TASK DIRECTIONS: Gather the lines that hold the string "Generalkommando".

DATASET EXTRACT:
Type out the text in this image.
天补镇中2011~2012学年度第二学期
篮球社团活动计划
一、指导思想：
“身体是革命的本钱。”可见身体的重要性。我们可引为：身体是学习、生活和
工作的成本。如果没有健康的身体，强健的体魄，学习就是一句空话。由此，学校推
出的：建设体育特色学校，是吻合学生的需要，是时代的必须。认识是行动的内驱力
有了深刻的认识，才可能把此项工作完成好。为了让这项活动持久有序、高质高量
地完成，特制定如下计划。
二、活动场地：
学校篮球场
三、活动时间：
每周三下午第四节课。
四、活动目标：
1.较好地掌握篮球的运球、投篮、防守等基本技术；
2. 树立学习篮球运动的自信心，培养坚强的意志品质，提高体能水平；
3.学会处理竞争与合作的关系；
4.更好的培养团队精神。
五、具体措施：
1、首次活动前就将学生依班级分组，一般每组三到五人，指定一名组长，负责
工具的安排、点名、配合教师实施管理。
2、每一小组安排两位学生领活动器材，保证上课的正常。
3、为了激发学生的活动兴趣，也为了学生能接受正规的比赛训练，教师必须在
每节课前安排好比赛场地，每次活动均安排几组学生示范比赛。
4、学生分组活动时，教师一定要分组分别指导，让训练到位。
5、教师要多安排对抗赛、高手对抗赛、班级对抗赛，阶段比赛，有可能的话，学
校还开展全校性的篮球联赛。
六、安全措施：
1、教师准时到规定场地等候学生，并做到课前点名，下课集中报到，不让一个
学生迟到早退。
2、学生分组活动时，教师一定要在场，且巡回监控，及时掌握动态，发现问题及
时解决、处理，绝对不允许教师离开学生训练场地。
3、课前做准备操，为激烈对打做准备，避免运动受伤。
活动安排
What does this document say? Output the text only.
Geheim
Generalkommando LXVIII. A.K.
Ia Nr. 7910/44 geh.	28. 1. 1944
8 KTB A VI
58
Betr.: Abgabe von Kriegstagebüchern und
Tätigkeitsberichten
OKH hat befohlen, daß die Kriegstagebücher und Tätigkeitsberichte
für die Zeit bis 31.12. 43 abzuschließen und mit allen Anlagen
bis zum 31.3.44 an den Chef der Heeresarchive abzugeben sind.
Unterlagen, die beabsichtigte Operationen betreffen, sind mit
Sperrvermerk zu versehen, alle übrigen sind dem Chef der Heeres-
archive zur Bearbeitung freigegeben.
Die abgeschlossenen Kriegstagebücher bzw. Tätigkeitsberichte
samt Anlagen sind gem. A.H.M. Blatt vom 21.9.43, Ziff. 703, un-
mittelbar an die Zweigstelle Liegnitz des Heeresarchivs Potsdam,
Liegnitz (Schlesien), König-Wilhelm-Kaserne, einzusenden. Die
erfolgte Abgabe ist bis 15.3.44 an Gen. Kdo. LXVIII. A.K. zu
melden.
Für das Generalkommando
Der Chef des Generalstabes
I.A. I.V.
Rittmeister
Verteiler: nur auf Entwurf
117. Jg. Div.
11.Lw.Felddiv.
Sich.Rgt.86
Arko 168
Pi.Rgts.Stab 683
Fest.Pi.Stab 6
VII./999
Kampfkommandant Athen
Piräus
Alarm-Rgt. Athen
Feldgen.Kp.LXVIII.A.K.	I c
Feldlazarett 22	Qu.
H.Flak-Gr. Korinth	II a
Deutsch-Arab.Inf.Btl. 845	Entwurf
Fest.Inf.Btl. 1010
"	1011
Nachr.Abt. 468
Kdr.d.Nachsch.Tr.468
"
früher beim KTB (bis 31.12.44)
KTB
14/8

FINAL ANSWER:
Generalkommando LXVIII. A.K.
Für das Generalkommando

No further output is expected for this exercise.